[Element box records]
— Start —

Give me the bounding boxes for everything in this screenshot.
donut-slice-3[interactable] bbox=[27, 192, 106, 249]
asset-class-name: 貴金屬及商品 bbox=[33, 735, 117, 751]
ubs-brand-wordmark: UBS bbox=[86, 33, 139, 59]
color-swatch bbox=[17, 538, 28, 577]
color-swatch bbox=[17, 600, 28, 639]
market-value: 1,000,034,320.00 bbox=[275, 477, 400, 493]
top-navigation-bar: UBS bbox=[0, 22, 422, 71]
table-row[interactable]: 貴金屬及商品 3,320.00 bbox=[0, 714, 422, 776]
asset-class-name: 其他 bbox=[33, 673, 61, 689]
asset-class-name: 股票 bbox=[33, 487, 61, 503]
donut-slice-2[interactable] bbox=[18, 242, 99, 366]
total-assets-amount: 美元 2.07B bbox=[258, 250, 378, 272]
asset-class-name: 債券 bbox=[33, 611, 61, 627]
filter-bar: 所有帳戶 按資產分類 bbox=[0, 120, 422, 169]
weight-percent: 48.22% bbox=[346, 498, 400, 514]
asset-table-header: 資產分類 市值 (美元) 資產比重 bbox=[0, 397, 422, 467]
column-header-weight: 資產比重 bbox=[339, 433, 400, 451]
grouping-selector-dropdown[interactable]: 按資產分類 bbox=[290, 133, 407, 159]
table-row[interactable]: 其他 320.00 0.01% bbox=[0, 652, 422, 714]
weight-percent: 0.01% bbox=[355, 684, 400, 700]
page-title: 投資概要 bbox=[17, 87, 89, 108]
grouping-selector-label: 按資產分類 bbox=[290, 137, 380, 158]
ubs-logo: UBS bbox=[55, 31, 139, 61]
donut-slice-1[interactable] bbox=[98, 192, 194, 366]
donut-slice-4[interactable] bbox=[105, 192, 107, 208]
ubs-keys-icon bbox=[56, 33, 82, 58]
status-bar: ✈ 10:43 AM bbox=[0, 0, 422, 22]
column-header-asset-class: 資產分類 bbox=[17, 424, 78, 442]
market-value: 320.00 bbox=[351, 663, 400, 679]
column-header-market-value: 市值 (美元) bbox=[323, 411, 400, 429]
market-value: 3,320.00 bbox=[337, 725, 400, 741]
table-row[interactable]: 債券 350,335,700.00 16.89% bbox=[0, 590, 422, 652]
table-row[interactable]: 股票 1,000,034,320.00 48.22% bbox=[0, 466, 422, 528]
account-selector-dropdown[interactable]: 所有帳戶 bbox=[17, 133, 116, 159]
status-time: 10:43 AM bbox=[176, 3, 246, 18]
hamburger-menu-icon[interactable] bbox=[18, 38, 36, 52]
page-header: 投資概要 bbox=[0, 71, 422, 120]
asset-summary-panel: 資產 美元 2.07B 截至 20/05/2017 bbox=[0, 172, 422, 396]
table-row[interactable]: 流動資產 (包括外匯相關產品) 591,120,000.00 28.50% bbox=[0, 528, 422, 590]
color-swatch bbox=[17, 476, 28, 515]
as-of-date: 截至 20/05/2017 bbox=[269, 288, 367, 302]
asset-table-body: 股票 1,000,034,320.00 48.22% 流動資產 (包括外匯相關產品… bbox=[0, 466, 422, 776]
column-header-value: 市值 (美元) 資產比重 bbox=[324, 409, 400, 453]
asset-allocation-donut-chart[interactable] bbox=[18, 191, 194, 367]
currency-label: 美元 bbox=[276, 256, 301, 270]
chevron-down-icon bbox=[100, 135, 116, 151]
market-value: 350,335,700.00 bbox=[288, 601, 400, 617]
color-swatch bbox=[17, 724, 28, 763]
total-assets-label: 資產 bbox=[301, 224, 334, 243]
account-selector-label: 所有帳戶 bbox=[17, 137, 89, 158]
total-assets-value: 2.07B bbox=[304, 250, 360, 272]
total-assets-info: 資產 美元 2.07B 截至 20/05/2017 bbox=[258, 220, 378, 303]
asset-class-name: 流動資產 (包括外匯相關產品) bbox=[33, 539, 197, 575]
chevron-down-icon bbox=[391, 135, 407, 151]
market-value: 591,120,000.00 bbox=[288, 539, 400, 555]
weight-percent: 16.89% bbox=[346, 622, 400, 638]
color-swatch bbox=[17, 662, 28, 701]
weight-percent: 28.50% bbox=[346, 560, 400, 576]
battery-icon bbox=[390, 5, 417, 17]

— End —

Exercise requirements -
Copy every item above word for word, in the same order.

Complete output -
Give me the bounding boxes for everything in this screenshot.
donut-slice-3[interactable] bbox=[27, 192, 106, 249]
asset-class-name: 貴金屬及商品 bbox=[33, 735, 117, 751]
ubs-brand-wordmark: UBS bbox=[86, 33, 139, 59]
color-swatch bbox=[17, 538, 28, 577]
color-swatch bbox=[17, 600, 28, 639]
market-value: 1,000,034,320.00 bbox=[275, 477, 400, 493]
top-navigation-bar: UBS bbox=[0, 22, 422, 71]
table-row[interactable]: 貴金屬及商品 3,320.00 bbox=[0, 714, 422, 776]
asset-class-name: 其他 bbox=[33, 673, 61, 689]
asset-class-name: 股票 bbox=[33, 487, 61, 503]
donut-slice-2[interactable] bbox=[18, 242, 99, 366]
total-assets-amount: 美元 2.07B bbox=[258, 250, 378, 272]
asset-class-name: 債券 bbox=[33, 611, 61, 627]
filter-bar: 所有帳戶 按資產分類 bbox=[0, 120, 422, 169]
weight-percent: 48.22% bbox=[346, 498, 400, 514]
asset-table-header: 資產分類 市值 (美元) 資產比重 bbox=[0, 397, 422, 467]
column-header-weight: 資產比重 bbox=[339, 433, 400, 451]
grouping-selector-dropdown[interactable]: 按資產分類 bbox=[290, 133, 407, 159]
table-row[interactable]: 其他 320.00 0.01% bbox=[0, 652, 422, 714]
weight-percent: 0.01% bbox=[355, 684, 400, 700]
page-title: 投資概要 bbox=[17, 87, 89, 108]
grouping-selector-label: 按資產分類 bbox=[290, 137, 380, 158]
ubs-logo: UBS bbox=[55, 31, 139, 61]
donut-slice-1[interactable] bbox=[98, 192, 194, 366]
donut-slice-4[interactable] bbox=[105, 192, 107, 208]
ubs-keys-icon bbox=[56, 33, 82, 58]
status-bar: ✈ 10:43 AM bbox=[0, 0, 422, 22]
column-header-asset-class: 資產分類 bbox=[17, 424, 78, 442]
market-value: 320.00 bbox=[351, 663, 400, 679]
column-header-market-value: 市值 (美元) bbox=[323, 411, 400, 429]
market-value: 3,320.00 bbox=[337, 725, 400, 741]
table-row[interactable]: 債券 350,335,700.00 16.89% bbox=[0, 590, 422, 652]
table-row[interactable]: 股票 1,000,034,320.00 48.22% bbox=[0, 466, 422, 528]
account-selector-dropdown[interactable]: 所有帳戶 bbox=[17, 133, 116, 159]
status-time: 10:43 AM bbox=[176, 3, 246, 18]
hamburger-menu-icon[interactable] bbox=[18, 38, 36, 52]
page-header: 投資概要 bbox=[0, 71, 422, 120]
asset-summary-panel: 資產 美元 2.07B 截至 20/05/2017 bbox=[0, 172, 422, 396]
table-row[interactable]: 流動資產 (包括外匯相關產品) 591,120,000.00 28.50% bbox=[0, 528, 422, 590]
color-swatch bbox=[17, 476, 28, 515]
as-of-date: 截至 20/05/2017 bbox=[269, 288, 367, 302]
asset-table-body: 股票 1,000,034,320.00 48.22% 流動資產 (包括外匯相關產品… bbox=[0, 466, 422, 776]
column-header-value: 市值 (美元) 資產比重 bbox=[324, 409, 400, 453]
asset-allocation-donut-chart[interactable] bbox=[18, 191, 194, 367]
currency-label: 美元 bbox=[276, 256, 301, 270]
chevron-down-icon bbox=[100, 135, 116, 151]
market-value: 350,335,700.00 bbox=[288, 601, 400, 617]
color-swatch bbox=[17, 724, 28, 763]
total-assets-label: 資產 bbox=[301, 224, 334, 243]
account-selector-label: 所有帳戶 bbox=[17, 137, 89, 158]
total-assets-value: 2.07B bbox=[304, 250, 360, 272]
total-assets-info: 資產 美元 2.07B 截至 20/05/2017 bbox=[258, 220, 378, 303]
asset-class-name: 流動資產 (包括外匯相關產品) bbox=[33, 539, 197, 575]
chevron-down-icon bbox=[391, 135, 407, 151]
market-value: 591,120,000.00 bbox=[288, 539, 400, 555]
weight-percent: 16.89% bbox=[346, 622, 400, 638]
color-swatch bbox=[17, 662, 28, 701]
weight-percent: 28.50% bbox=[346, 560, 400, 576]
battery-icon bbox=[390, 5, 417, 17]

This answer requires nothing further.